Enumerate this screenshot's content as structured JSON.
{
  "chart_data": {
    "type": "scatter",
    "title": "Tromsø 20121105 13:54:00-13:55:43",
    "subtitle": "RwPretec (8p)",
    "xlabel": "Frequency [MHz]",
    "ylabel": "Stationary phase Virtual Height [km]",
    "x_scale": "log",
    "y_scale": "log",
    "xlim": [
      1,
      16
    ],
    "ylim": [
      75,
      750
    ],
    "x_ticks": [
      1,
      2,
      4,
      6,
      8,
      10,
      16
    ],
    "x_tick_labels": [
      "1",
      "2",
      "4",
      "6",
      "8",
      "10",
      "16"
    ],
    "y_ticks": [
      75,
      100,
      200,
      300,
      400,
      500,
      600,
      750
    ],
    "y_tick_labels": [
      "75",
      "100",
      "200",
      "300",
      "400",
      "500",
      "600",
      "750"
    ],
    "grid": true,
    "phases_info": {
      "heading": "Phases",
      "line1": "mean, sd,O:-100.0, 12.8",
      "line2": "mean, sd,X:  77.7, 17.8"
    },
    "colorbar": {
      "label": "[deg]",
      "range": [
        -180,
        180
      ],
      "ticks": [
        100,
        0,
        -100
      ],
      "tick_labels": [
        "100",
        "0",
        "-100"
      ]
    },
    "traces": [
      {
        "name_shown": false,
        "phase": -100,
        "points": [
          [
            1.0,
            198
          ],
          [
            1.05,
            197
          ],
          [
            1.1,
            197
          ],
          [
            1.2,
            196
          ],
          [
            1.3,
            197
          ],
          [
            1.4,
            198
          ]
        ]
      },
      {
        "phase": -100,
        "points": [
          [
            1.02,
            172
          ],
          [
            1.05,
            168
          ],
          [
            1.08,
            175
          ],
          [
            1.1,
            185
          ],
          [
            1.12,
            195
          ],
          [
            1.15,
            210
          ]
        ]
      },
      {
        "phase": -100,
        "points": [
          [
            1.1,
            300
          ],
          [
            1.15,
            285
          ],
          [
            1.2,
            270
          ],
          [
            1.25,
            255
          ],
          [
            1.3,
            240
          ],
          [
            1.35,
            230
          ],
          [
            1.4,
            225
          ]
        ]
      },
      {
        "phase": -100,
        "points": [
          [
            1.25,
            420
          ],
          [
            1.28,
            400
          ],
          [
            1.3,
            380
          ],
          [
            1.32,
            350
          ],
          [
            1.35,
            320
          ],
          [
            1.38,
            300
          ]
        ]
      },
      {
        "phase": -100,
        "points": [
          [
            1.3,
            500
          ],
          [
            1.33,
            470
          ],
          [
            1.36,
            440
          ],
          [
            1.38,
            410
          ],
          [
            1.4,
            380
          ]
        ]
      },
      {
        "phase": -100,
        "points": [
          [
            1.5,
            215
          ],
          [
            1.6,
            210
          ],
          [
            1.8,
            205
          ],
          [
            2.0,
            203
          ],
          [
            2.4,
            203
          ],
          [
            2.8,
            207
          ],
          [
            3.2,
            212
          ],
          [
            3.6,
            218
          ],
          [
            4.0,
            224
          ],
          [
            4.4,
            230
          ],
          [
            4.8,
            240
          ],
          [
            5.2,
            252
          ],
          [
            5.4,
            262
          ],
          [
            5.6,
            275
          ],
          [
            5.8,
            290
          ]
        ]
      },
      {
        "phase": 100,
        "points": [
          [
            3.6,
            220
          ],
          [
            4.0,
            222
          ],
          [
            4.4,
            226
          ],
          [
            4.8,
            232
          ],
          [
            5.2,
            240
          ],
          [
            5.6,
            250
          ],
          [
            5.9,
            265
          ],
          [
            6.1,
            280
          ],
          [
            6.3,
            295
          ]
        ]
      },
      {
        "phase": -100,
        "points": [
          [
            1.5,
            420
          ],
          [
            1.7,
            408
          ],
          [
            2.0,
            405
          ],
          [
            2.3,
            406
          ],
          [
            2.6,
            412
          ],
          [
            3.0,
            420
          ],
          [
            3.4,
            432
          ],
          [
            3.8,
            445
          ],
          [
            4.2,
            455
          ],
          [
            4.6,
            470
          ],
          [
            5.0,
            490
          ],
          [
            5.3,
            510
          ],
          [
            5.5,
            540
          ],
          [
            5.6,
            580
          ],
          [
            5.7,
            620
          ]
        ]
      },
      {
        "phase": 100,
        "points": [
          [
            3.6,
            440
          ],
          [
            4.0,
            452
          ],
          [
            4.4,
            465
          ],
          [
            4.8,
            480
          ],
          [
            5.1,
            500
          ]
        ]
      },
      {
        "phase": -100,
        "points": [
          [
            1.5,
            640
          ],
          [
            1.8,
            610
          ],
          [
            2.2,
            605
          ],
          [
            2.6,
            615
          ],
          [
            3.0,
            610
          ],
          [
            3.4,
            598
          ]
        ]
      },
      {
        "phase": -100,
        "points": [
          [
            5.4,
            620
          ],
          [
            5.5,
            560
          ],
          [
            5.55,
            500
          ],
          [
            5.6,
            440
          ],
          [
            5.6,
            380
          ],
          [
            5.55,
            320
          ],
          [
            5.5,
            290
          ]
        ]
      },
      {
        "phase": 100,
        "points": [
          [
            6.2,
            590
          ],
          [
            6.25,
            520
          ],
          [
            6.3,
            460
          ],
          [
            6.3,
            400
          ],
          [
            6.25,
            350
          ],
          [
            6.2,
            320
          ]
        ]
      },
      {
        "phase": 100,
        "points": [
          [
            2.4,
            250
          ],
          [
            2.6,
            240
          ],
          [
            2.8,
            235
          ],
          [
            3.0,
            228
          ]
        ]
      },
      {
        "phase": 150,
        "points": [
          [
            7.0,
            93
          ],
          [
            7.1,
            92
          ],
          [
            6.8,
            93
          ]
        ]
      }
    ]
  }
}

==================================================

• What the task requires
Please quote the records above exactly, without skipping a line.

• Result below
Enumerate this screenshot's content as structured JSON.
{
  "chart_data": {
    "type": "scatter",
    "title": "Tromsø 20121105 13:54:00-13:55:43",
    "subtitle": "RwPretec (8p)",
    "xlabel": "Frequency [MHz]",
    "ylabel": "Stationary phase Virtual Height [km]",
    "x_scale": "log",
    "y_scale": "log",
    "xlim": [
      1,
      16
    ],
    "ylim": [
      75,
      750
    ],
    "x_ticks": [
      1,
      2,
      4,
      6,
      8,
      10,
      16
    ],
    "x_tick_labels": [
      "1",
      "2",
      "4",
      "6",
      "8",
      "10",
      "16"
    ],
    "y_ticks": [
      75,
      100,
      200,
      300,
      400,
      500,
      600,
      750
    ],
    "y_tick_labels": [
      "75",
      "100",
      "200",
      "300",
      "400",
      "500",
      "600",
      "750"
    ],
    "grid": true,
    "phases_info": {
      "heading": "Phases",
      "line1": "mean, sd,O:-100.0, 12.8",
      "line2": "mean, sd,X:  77.7, 17.8"
    },
    "colorbar": {
      "label": "[deg]",
      "range": [
        -180,
        180
      ],
      "ticks": [
        100,
        0,
        -100
      ],
      "tick_labels": [
        "100",
        "0",
        "-100"
      ]
    },
    "traces": [
      {
        "name_shown": false,
        "phase": -100,
        "points": [
          [
            1.0,
            198
          ],
          [
            1.05,
            197
          ],
          [
            1.1,
            197
          ],
          [
            1.2,
            196
          ],
          [
            1.3,
            197
          ],
          [
            1.4,
            198
          ]
        ]
      },
      {
        "phase": -100,
        "points": [
          [
            1.02,
            172
          ],
          [
            1.05,
            168
          ],
          [
            1.08,
            175
          ],
          [
            1.1,
            185
          ],
          [
            1.12,
            195
          ],
          [
            1.15,
            210
          ]
        ]
      },
      {
        "phase": -100,
        "points": [
          [
            1.1,
            300
          ],
          [
            1.15,
            285
          ],
          [
            1.2,
            270
          ],
          [
            1.25,
            255
          ],
          [
            1.3,
            240
          ],
          [
            1.35,
            230
          ],
          [
            1.4,
            225
          ]
        ]
      },
      {
        "phase": -100,
        "points": [
          [
            1.25,
            420
          ],
          [
            1.28,
            400
          ],
          [
            1.3,
            380
          ],
          [
            1.32,
            350
          ],
          [
            1.35,
            320
          ],
          [
            1.38,
            300
          ]
        ]
      },
      {
        "phase": -100,
        "points": [
          [
            1.3,
            500
          ],
          [
            1.33,
            470
          ],
          [
            1.36,
            440
          ],
          [
            1.38,
            410
          ],
          [
            1.4,
            380
          ]
        ]
      },
      {
        "phase": -100,
        "points": [
          [
            1.5,
            215
          ],
          [
            1.6,
            210
          ],
          [
            1.8,
            205
          ],
          [
            2.0,
            203
          ],
          [
            2.4,
            203
          ],
          [
            2.8,
            207
          ],
          [
            3.2,
            212
          ],
          [
            3.6,
            218
          ],
          [
            4.0,
            224
          ],
          [
            4.4,
            230
          ],
          [
            4.8,
            240
          ],
          [
            5.2,
            252
          ],
          [
            5.4,
            262
          ],
          [
            5.6,
            275
          ],
          [
            5.8,
            290
          ]
        ]
      },
      {
        "phase": 100,
        "points": [
          [
            3.6,
            220
          ],
          [
            4.0,
            222
          ],
          [
            4.4,
            226
          ],
          [
            4.8,
            232
          ],
          [
            5.2,
            240
          ],
          [
            5.6,
            250
          ],
          [
            5.9,
            265
          ],
          [
            6.1,
            280
          ],
          [
            6.3,
            295
          ]
        ]
      },
      {
        "phase": -100,
        "points": [
          [
            1.5,
            420
          ],
          [
            1.7,
            408
          ],
          [
            2.0,
            405
          ],
          [
            2.3,
            406
          ],
          [
            2.6,
            412
          ],
          [
            3.0,
            420
          ],
          [
            3.4,
            432
          ],
          [
            3.8,
            445
          ],
          [
            4.2,
            455
          ],
          [
            4.6,
            470
          ],
          [
            5.0,
            490
          ],
          [
            5.3,
            510
          ],
          [
            5.5,
            540
          ],
          [
            5.6,
            580
          ],
          [
            5.7,
            620
          ]
        ]
      },
      {
        "phase": 100,
        "points": [
          [
            3.6,
            440
          ],
          [
            4.0,
            452
          ],
          [
            4.4,
            465
          ],
          [
            4.8,
            480
          ],
          [
            5.1,
            500
          ]
        ]
      },
      {
        "phase": -100,
        "points": [
          [
            1.5,
            640
          ],
          [
            1.8,
            610
          ],
          [
            2.2,
            605
          ],
          [
            2.6,
            615
          ],
          [
            3.0,
            610
          ],
          [
            3.4,
            598
          ]
        ]
      },
      {
        "phase": -100,
        "points": [
          [
            5.4,
            620
          ],
          [
            5.5,
            560
          ],
          [
            5.55,
            500
          ],
          [
            5.6,
            440
          ],
          [
            5.6,
            380
          ],
          [
            5.55,
            320
          ],
          [
            5.5,
            290
          ]
        ]
      },
      {
        "phase": 100,
        "points": [
          [
            6.2,
            590
          ],
          [
            6.25,
            520
          ],
          [
            6.3,
            460
          ],
          [
            6.3,
            400
          ],
          [
            6.25,
            350
          ],
          [
            6.2,
            320
          ]
        ]
      },
      {
        "phase": 100,
        "points": [
          [
            2.4,
            250
          ],
          [
            2.6,
            240
          ],
          [
            2.8,
            235
          ],
          [
            3.0,
            228
          ]
        ]
      },
      {
        "phase": 150,
        "points": [
          [
            7.0,
            93
          ],
          [
            7.1,
            92
          ],
          [
            6.8,
            93
          ]
        ]
      }
    ]
  }
}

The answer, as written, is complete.